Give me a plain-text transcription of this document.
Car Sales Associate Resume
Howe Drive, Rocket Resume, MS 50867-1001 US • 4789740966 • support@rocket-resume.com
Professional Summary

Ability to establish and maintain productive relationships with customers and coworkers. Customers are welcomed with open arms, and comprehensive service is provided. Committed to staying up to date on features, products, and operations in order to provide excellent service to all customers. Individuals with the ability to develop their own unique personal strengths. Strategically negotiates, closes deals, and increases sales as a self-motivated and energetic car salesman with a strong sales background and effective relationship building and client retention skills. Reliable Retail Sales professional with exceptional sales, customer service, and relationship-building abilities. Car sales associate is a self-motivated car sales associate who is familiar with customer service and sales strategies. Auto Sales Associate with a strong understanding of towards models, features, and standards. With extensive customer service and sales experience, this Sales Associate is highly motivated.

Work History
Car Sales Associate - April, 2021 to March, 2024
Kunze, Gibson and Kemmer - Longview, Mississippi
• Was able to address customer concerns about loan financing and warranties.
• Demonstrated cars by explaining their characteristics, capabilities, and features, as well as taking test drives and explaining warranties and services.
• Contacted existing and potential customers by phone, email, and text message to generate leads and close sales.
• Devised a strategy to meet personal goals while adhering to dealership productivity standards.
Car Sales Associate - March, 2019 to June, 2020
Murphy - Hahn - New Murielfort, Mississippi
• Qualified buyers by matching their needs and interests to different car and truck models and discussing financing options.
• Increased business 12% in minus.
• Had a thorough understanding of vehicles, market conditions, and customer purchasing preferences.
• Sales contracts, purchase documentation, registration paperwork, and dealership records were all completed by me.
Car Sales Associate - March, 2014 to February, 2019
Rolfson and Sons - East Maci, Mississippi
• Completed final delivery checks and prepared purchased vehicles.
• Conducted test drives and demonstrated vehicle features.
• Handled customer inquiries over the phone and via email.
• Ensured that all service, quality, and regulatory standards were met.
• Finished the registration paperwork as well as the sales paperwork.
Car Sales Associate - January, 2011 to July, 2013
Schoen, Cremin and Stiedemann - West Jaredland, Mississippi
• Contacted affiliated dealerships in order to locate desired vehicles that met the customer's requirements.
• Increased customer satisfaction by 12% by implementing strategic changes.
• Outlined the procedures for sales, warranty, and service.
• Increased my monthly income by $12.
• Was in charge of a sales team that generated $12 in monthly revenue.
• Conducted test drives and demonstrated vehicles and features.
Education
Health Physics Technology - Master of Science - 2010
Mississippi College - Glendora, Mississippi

----------

_Aim of the exercise_
Reproduce the complete set of lines precisely as supplied.

_Task solution_
Give me a plain-text transcription of this document.
Car Sales Associate Resume
Howe Drive, Rocket Resume, MS 50867-1001 US • 4789740966 • support@rocket-resume.com
Professional Summary

Ability to establish and maintain productive relationships with customers and coworkers. Customers are welcomed with open arms, and comprehensive service is provided. Committed to staying up to date on features, products, and operations in order to provide excellent service to all customers. Individuals with the ability to develop their own unique personal strengths. Strategically negotiates, closes deals, and increases sales as a self-motivated and energetic car salesman with a strong sales background and effective relationship building and client retention skills. Reliable Retail Sales professional with exceptional sales, customer service, and relationship-building abilities. Car sales associate is a self-motivated car sales associate who is familiar with customer service and sales strategies. Auto Sales Associate with a strong understanding of towards models, features, and standards. With extensive customer service and sales experience, this Sales Associate is highly motivated.

Work History
Car Sales Associate - April, 2021 to March, 2024
Kunze, Gibson and Kemmer - Longview, Mississippi
• Was able to address customer concerns about loan financing and warranties.
• Demonstrated cars by explaining their characteristics, capabilities, and features, as well as taking test drives and explaining warranties and services.
• Contacted existing and potential customers by phone, email, and text message to generate leads and close sales.
• Devised a strategy to meet personal goals while adhering to dealership productivity standards.
Car Sales Associate - March, 2019 to June, 2020
Murphy - Hahn - New Murielfort, Mississippi
• Qualified buyers by matching their needs and interests to different car and truck models and discussing financing options.
• Increased business 12% in minus.
• Had a thorough understanding of vehicles, market conditions, and customer purchasing preferences.
• Sales contracts, purchase documentation, registration paperwork, and dealership records were all completed by me.
Car Sales Associate - March, 2014 to February, 2019
Rolfson and Sons - East Maci, Mississippi
• Completed final delivery checks and prepared purchased vehicles.
• Conducted test drives and demonstrated vehicle features.
• Handled customer inquiries over the phone and via email.
• Ensured that all service, quality, and regulatory standards were met.
• Finished the registration paperwork as well as the sales paperwork.
Car Sales Associate - January, 2011 to July, 2013
Schoen, Cremin and Stiedemann - West Jaredland, Mississippi
• Contacted affiliated dealerships in order to locate desired vehicles that met the customer's requirements.
• Increased customer satisfaction by 12% by implementing strategic changes.
• Outlined the procedures for sales, warranty, and service.
• Increased my monthly income by $12.
• Was in charge of a sales team that generated $12 in monthly revenue.
• Conducted test drives and demonstrated vehicles and features.
Education
Health Physics Technology - Master of Science - 2010
Mississippi College - Glendora, Mississippi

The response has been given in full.